* _RECORDS FOR THIS TASK_
───

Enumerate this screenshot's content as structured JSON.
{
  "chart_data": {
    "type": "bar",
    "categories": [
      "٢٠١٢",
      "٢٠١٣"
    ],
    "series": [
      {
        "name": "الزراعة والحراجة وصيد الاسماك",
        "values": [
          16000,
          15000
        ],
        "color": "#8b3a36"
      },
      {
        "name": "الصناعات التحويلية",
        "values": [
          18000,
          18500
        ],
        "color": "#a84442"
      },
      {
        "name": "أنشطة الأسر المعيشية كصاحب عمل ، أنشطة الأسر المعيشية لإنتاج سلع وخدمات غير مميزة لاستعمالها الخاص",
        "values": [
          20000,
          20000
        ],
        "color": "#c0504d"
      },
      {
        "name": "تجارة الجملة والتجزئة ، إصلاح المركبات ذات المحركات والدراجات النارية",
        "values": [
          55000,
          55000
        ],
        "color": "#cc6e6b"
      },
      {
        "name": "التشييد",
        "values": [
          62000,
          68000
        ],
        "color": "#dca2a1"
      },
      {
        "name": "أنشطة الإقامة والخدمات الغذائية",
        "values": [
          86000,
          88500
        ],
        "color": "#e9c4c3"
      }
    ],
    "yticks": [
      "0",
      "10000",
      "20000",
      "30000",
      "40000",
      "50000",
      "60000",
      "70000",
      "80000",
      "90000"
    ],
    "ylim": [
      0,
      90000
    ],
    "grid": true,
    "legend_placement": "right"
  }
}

───

* _EXERCISE INSTRUCTIONS_
Transcribe the whole listing exactly.

* _FULL RESPONSE_
Enumerate this screenshot's content as structured JSON.
{
  "chart_data": {
    "type": "bar",
    "categories": [
      "٢٠١٢",
      "٢٠١٣"
    ],
    "series": [
      {
        "name": "الزراعة والحراجة وصيد الاسماك",
        "values": [
          16000,
          15000
        ],
        "color": "#8b3a36"
      },
      {
        "name": "الصناعات التحويلية",
        "values": [
          18000,
          18500
        ],
        "color": "#a84442"
      },
      {
        "name": "أنشطة الأسر المعيشية كصاحب عمل ، أنشطة الأسر المعيشية لإنتاج سلع وخدمات غير مميزة لاستعمالها الخاص",
        "values": [
          20000,
          20000
        ],
        "color": "#c0504d"
      },
      {
        "name": "تجارة الجملة والتجزئة ، إصلاح المركبات ذات المحركات والدراجات النارية",
        "values": [
          55000,
          55000
        ],
        "color": "#cc6e6b"
      },
      {
        "name": "التشييد",
        "values": [
          62000,
          68000
        ],
        "color": "#dca2a1"
      },
      {
        "name": "أنشطة الإقامة والخدمات الغذائية",
        "values": [
          86000,
          88500
        ],
        "color": "#e9c4c3"
      }
    ],
    "yticks": [
      "0",
      "10000",
      "20000",
      "30000",
      "40000",
      "50000",
      "60000",
      "70000",
      "80000",
      "90000"
    ],
    "ylim": [
      0,
      90000
    ],
    "grid": true,
    "legend_placement": "right"
  }
}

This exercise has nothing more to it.